§ **WHAT YOU WILL DO**
State the count of lines below in which the word "sich" appears, and add nothing.

§ **SUPPLIED MATERIAL**
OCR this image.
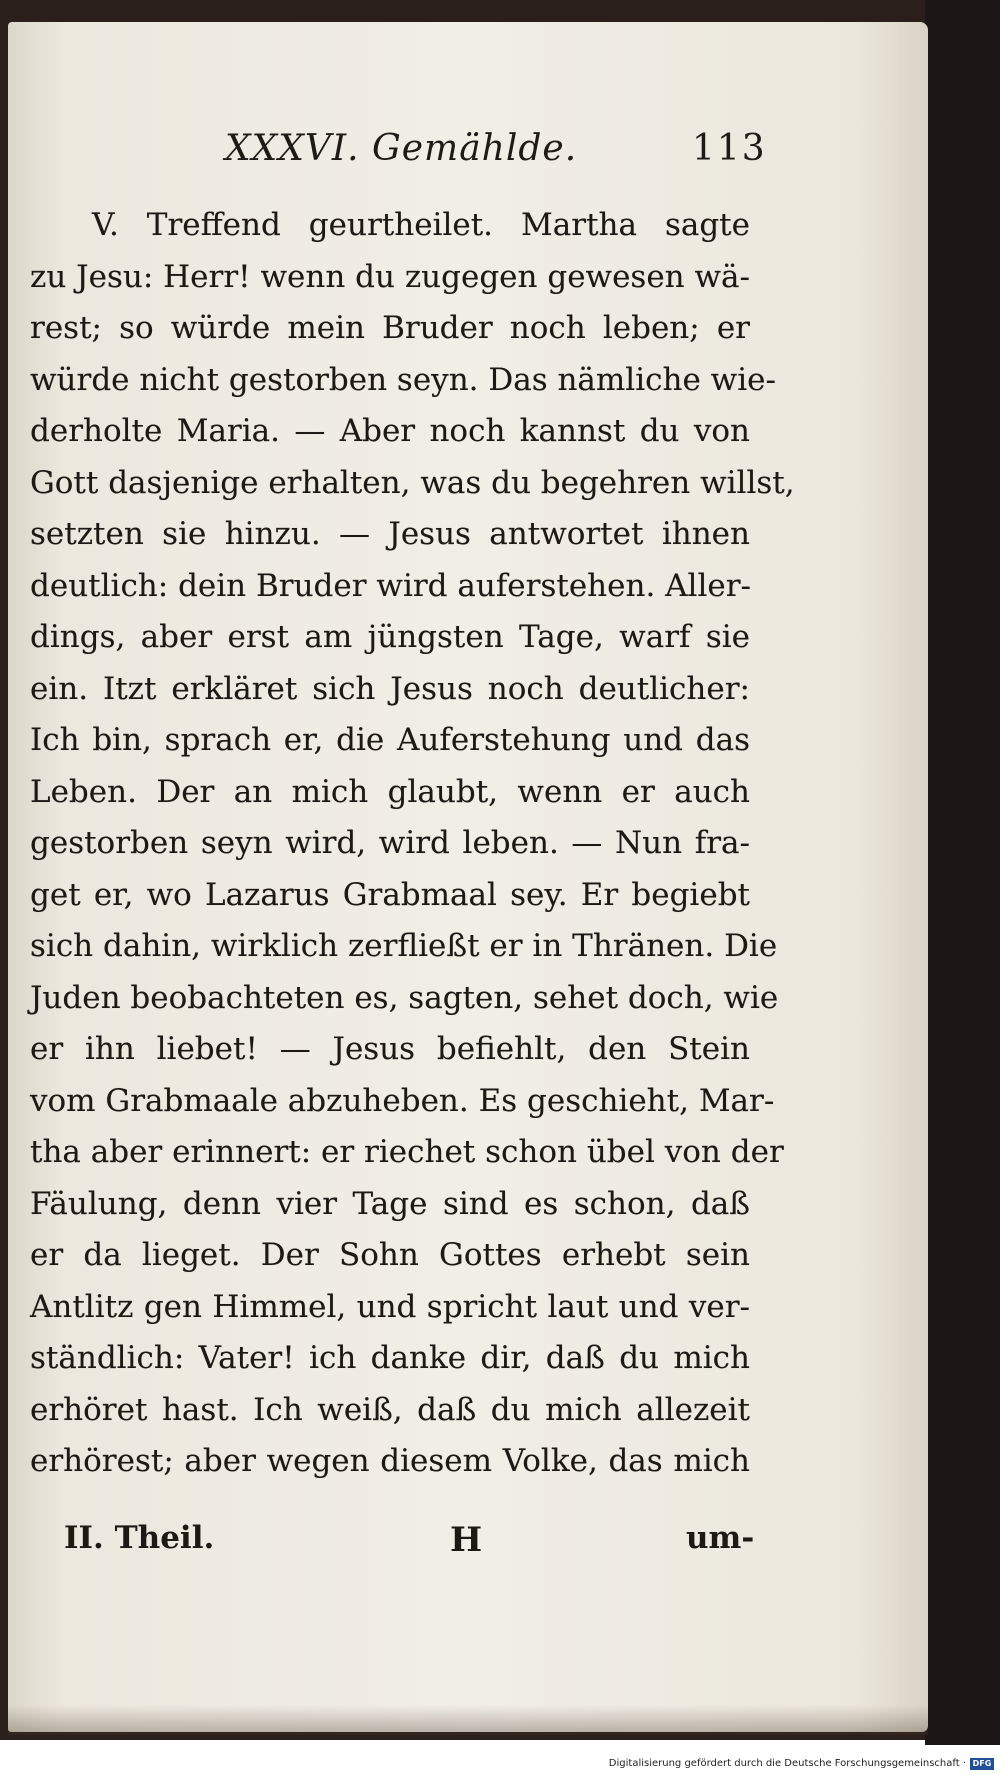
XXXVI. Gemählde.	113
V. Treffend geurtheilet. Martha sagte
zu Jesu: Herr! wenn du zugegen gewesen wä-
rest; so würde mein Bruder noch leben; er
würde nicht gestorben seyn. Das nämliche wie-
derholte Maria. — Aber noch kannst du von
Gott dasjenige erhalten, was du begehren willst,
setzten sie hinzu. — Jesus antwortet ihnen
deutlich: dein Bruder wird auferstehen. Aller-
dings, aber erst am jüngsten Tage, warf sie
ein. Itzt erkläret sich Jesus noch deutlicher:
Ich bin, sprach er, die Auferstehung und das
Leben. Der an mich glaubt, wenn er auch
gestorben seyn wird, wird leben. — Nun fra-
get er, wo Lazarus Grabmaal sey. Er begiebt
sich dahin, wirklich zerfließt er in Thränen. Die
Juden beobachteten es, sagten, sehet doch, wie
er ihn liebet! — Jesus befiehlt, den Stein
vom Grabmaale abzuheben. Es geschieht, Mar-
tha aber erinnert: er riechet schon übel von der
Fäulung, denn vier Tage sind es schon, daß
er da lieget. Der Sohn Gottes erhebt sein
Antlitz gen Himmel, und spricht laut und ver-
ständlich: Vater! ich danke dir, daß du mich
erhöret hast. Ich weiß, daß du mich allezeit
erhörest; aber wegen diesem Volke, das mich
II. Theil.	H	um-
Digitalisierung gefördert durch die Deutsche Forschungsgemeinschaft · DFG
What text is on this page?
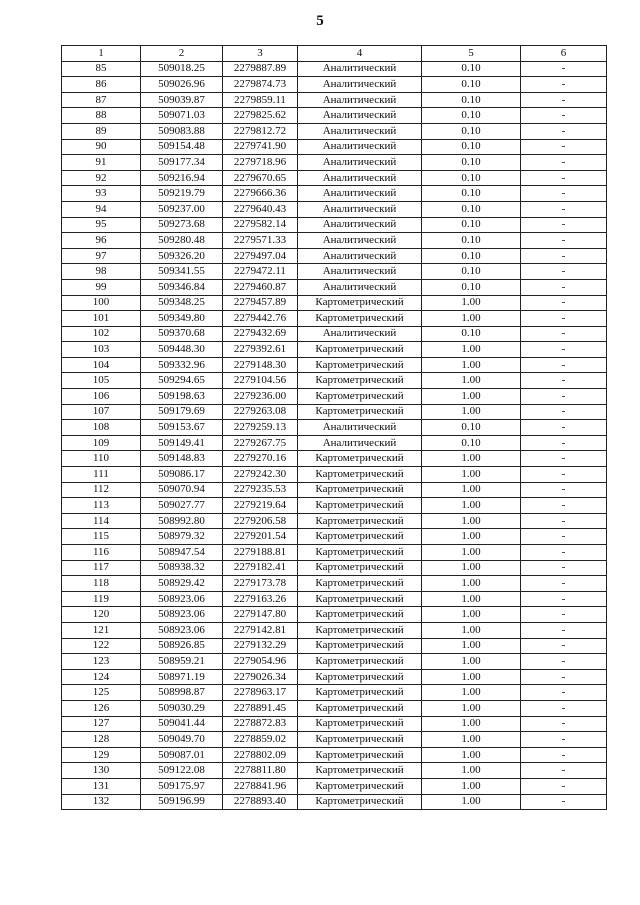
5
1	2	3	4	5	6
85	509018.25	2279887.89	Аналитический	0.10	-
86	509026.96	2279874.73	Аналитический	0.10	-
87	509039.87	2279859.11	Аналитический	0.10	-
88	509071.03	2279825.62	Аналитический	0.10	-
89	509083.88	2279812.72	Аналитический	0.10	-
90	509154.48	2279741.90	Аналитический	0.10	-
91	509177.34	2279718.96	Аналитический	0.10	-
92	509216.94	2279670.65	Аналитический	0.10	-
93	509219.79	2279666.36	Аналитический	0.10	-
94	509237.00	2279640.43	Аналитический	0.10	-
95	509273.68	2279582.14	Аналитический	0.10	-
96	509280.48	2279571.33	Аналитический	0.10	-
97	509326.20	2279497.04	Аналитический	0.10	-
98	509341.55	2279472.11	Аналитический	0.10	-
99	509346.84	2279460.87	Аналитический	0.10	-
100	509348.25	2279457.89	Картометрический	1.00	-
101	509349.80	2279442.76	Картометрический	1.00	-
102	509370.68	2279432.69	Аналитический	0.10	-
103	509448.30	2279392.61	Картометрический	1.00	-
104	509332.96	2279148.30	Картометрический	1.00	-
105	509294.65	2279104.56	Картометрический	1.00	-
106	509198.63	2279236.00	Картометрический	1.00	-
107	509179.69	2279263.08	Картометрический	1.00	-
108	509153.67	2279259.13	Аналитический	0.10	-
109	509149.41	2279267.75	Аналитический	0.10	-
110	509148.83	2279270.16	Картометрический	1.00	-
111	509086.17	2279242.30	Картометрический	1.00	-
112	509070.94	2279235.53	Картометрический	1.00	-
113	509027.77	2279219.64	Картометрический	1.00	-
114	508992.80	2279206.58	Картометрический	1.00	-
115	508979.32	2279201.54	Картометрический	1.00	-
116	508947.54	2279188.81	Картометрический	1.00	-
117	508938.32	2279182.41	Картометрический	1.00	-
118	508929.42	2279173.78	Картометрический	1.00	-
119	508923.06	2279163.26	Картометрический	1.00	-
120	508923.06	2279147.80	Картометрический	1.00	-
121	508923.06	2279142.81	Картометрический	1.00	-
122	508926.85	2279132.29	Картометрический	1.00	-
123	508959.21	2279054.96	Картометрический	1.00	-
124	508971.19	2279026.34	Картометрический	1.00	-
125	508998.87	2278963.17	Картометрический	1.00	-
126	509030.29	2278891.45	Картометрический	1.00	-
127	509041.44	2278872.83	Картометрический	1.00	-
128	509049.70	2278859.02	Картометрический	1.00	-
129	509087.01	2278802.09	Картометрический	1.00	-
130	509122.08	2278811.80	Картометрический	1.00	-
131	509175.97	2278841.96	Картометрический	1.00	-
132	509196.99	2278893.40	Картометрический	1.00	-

§ **TASK SOLUTION**
2